▸ **What you should do**: Exclude the pictures; give every entry again exactly as written.

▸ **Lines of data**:
◇ ◇ ◇ ◇ ◇ ◇ ◇

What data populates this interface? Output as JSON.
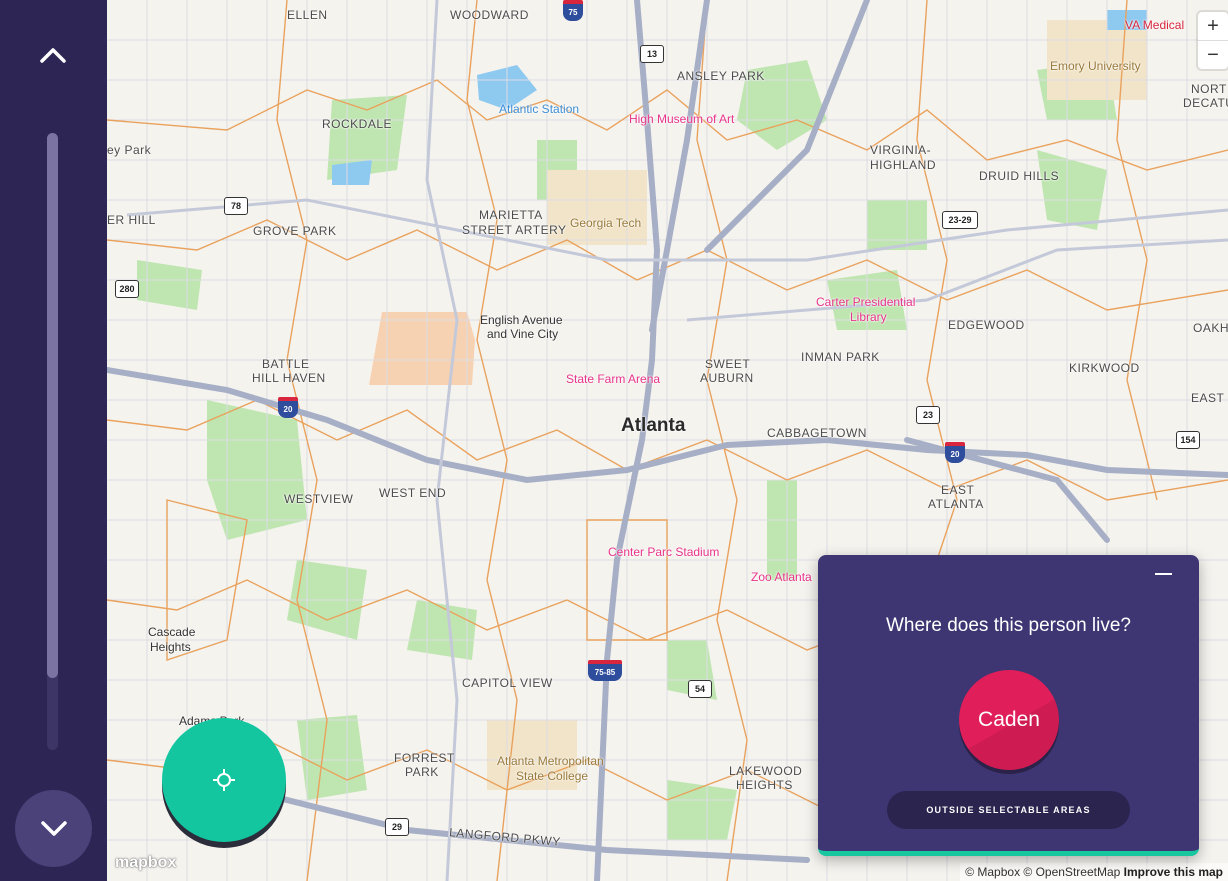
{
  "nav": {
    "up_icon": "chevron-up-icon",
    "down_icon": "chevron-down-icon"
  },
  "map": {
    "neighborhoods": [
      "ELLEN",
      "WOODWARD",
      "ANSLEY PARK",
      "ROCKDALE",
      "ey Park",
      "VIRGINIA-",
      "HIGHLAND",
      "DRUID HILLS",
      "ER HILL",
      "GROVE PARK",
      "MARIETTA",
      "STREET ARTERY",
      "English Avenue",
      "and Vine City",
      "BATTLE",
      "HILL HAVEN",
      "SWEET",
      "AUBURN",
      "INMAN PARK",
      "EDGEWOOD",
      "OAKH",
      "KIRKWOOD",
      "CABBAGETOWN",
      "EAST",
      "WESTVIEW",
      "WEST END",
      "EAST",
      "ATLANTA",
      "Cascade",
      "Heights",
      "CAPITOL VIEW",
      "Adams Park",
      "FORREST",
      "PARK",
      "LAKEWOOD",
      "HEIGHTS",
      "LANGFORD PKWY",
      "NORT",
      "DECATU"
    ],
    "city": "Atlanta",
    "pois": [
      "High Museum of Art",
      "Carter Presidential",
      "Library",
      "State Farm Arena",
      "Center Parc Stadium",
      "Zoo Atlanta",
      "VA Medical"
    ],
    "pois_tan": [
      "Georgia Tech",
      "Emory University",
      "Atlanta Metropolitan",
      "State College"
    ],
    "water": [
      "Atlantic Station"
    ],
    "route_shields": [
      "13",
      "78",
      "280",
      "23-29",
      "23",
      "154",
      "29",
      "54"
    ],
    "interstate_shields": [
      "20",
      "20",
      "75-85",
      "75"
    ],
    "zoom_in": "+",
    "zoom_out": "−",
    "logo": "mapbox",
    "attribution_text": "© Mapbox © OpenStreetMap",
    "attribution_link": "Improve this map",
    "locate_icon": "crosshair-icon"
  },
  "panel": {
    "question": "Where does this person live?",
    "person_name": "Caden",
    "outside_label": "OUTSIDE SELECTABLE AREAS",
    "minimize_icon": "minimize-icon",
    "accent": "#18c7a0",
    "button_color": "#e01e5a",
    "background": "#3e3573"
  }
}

◇ ◇ ◇ ◇ ◇ ◇ ◇

▸ **Exercise response**:
What data populates this interface? Output as JSON.
{
  "nav": {
    "up_icon": "chevron-up-icon",
    "down_icon": "chevron-down-icon"
  },
  "map": {
    "neighborhoods": [
      "ELLEN",
      "WOODWARD",
      "ANSLEY PARK",
      "ROCKDALE",
      "ey Park",
      "VIRGINIA-",
      "HIGHLAND",
      "DRUID HILLS",
      "ER HILL",
      "GROVE PARK",
      "MARIETTA",
      "STREET ARTERY",
      "English Avenue",
      "and Vine City",
      "BATTLE",
      "HILL HAVEN",
      "SWEET",
      "AUBURN",
      "INMAN PARK",
      "EDGEWOOD",
      "OAKH",
      "KIRKWOOD",
      "CABBAGETOWN",
      "EAST",
      "WESTVIEW",
      "WEST END",
      "EAST",
      "ATLANTA",
      "Cascade",
      "Heights",
      "CAPITOL VIEW",
      "Adams Park",
      "FORREST",
      "PARK",
      "LAKEWOOD",
      "HEIGHTS",
      "LANGFORD PKWY",
      "NORT",
      "DECATU"
    ],
    "city": "Atlanta",
    "pois": [
      "High Museum of Art",
      "Carter Presidential",
      "Library",
      "State Farm Arena",
      "Center Parc Stadium",
      "Zoo Atlanta",
      "VA Medical"
    ],
    "pois_tan": [
      "Georgia Tech",
      "Emory University",
      "Atlanta Metropolitan",
      "State College"
    ],
    "water": [
      "Atlantic Station"
    ],
    "route_shields": [
      "13",
      "78",
      "280",
      "23-29",
      "23",
      "154",
      "29",
      "54"
    ],
    "interstate_shields": [
      "20",
      "20",
      "75-85",
      "75"
    ],
    "zoom_in": "+",
    "zoom_out": "−",
    "logo": "mapbox",
    "attribution_text": "© Mapbox © OpenStreetMap",
    "attribution_link": "Improve this map",
    "locate_icon": "crosshair-icon"
  },
  "panel": {
    "question": "Where does this person live?",
    "person_name": "Caden",
    "outside_label": "OUTSIDE SELECTABLE AREAS",
    "minimize_icon": "minimize-icon",
    "accent": "#18c7a0",
    "button_color": "#e01e5a",
    "background": "#3e3573"
  }
}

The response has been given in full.